▶ **Exercise brief**: The records are to be restated in their entirety, word for word.

▶ **Provided material**:
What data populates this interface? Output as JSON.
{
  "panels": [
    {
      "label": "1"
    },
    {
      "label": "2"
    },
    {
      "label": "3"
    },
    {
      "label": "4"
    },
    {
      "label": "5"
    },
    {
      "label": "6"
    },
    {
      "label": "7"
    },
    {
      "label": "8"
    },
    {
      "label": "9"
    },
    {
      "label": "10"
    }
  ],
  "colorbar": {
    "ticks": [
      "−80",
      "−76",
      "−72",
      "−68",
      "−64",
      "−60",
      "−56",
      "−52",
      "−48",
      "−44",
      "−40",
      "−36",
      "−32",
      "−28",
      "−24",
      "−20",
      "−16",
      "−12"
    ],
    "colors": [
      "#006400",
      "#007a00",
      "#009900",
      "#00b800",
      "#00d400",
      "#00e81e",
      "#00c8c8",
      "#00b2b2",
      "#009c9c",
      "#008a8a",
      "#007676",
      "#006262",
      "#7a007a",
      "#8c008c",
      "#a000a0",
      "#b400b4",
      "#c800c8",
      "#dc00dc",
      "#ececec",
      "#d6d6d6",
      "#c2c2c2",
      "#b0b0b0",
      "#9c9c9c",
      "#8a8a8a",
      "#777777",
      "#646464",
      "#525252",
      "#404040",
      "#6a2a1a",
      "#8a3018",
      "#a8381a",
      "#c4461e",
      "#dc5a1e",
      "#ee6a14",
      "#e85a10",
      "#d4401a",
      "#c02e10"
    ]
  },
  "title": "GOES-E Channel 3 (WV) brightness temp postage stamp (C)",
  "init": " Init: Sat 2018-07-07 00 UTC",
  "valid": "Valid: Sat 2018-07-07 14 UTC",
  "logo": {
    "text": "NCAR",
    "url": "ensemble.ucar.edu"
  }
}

▶ **Written answer**:
What data populates this interface? Output as JSON.
{
  "panels": [
    {
      "label": "1"
    },
    {
      "label": "2"
    },
    {
      "label": "3"
    },
    {
      "label": "4"
    },
    {
      "label": "5"
    },
    {
      "label": "6"
    },
    {
      "label": "7"
    },
    {
      "label": "8"
    },
    {
      "label": "9"
    },
    {
      "label": "10"
    }
  ],
  "colorbar": {
    "ticks": [
      "−80",
      "−76",
      "−72",
      "−68",
      "−64",
      "−60",
      "−56",
      "−52",
      "−48",
      "−44",
      "−40",
      "−36",
      "−32",
      "−28",
      "−24",
      "−20",
      "−16",
      "−12"
    ],
    "colors": [
      "#006400",
      "#007a00",
      "#009900",
      "#00b800",
      "#00d400",
      "#00e81e",
      "#00c8c8",
      "#00b2b2",
      "#009c9c",
      "#008a8a",
      "#007676",
      "#006262",
      "#7a007a",
      "#8c008c",
      "#a000a0",
      "#b400b4",
      "#c800c8",
      "#dc00dc",
      "#ececec",
      "#d6d6d6",
      "#c2c2c2",
      "#b0b0b0",
      "#9c9c9c",
      "#8a8a8a",
      "#777777",
      "#646464",
      "#525252",
      "#404040",
      "#6a2a1a",
      "#8a3018",
      "#a8381a",
      "#c4461e",
      "#dc5a1e",
      "#ee6a14",
      "#e85a10",
      "#d4401a",
      "#c02e10"
    ]
  },
  "title": "GOES-E Channel 3 (WV) brightness temp postage stamp (C)",
  "init": " Init: Sat 2018-07-07 00 UTC",
  "valid": "Valid: Sat 2018-07-07 14 UTC",
  "logo": {
    "text": "NCAR",
    "url": "ensemble.ucar.edu"
  }
}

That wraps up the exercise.